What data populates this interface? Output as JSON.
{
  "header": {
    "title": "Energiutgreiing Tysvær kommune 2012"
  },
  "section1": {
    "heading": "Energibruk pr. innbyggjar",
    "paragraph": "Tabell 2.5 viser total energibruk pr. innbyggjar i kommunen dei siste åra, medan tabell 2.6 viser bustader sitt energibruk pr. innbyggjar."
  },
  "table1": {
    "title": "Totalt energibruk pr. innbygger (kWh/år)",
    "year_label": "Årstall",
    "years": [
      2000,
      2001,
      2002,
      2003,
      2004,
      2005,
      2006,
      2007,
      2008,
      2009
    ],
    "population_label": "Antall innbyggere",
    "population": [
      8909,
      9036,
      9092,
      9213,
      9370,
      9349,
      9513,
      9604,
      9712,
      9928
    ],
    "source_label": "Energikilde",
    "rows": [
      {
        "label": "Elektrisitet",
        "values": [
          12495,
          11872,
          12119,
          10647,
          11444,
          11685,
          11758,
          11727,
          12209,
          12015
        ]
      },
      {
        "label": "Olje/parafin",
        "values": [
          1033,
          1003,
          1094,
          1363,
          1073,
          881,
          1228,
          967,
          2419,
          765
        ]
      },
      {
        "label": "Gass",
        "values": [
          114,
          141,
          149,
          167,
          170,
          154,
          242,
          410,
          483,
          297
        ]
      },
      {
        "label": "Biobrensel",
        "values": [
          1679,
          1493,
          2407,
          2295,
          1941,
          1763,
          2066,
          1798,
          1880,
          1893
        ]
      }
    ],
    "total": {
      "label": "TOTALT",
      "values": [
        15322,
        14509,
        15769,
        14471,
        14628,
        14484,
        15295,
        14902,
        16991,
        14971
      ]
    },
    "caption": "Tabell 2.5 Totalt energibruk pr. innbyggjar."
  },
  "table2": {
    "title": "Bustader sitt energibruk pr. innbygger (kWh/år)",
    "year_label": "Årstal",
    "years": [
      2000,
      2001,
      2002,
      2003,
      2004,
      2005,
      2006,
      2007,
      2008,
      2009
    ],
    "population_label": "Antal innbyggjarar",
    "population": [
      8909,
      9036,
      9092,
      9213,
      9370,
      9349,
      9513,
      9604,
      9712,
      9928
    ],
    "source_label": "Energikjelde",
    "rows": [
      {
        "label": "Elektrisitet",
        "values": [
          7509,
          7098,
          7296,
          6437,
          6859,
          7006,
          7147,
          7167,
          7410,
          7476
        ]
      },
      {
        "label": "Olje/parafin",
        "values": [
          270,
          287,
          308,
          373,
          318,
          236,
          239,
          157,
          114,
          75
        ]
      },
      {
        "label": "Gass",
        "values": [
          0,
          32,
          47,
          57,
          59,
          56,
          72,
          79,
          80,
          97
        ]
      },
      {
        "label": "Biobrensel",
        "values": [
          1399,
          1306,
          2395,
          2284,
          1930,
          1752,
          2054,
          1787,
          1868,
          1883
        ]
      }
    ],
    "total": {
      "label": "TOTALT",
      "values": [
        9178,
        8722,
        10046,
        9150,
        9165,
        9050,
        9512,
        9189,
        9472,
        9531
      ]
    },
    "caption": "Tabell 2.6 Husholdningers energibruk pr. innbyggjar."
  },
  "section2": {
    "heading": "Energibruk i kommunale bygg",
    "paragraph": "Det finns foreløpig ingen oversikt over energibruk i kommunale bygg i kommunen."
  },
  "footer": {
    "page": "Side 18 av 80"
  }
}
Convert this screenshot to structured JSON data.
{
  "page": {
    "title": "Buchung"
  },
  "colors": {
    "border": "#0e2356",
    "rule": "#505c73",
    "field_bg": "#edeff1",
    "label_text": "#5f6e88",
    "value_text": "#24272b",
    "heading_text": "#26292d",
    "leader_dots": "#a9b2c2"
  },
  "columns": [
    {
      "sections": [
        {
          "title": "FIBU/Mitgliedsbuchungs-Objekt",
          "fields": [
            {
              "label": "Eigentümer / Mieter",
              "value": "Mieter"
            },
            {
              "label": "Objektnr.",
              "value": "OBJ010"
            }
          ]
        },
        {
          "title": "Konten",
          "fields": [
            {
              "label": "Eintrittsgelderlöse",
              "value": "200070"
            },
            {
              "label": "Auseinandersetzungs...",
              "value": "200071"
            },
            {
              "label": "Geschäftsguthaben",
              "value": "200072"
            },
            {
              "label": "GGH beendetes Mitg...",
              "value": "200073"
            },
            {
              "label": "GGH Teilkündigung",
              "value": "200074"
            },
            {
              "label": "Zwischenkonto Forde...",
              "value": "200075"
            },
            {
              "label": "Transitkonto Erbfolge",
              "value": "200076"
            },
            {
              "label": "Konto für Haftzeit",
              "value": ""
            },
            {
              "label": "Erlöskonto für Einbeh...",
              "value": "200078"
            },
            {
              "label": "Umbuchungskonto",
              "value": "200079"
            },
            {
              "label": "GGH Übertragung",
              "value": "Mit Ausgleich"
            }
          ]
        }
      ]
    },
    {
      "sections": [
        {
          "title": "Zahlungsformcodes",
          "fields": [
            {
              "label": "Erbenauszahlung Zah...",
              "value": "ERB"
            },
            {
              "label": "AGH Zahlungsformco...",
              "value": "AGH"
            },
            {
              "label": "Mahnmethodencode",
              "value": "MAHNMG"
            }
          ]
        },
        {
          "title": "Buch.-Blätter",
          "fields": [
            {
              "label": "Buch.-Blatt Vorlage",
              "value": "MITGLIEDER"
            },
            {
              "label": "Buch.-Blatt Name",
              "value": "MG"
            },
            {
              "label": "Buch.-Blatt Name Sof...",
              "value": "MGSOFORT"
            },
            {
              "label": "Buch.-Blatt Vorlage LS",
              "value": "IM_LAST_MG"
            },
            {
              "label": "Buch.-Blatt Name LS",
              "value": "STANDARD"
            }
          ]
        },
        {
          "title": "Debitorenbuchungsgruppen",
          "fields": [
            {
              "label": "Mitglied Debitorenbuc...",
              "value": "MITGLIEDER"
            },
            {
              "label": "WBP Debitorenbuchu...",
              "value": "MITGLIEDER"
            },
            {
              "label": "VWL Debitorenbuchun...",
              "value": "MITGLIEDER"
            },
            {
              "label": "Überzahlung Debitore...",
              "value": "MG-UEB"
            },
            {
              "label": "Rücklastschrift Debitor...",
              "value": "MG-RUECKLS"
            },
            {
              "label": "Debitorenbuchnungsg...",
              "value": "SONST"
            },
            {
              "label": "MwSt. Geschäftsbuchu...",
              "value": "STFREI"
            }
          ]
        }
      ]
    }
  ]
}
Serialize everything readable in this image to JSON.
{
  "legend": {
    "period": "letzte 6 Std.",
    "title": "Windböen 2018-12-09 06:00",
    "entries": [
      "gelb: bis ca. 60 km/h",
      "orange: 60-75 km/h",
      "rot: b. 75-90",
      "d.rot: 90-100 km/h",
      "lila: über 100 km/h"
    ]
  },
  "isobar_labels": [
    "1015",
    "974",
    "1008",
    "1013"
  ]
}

Short task
Look through the data and show every line containing "Blatt".

Result
              "label": "Buch.-Blatt Vorlage",
              "label": "Buch.-Blatt Name",
              "label": "Buch.-Blatt Name Sof...",
              "label": "Buch.-Blatt Vorlage LS",
              "label": "Buch.-Blatt Name LS",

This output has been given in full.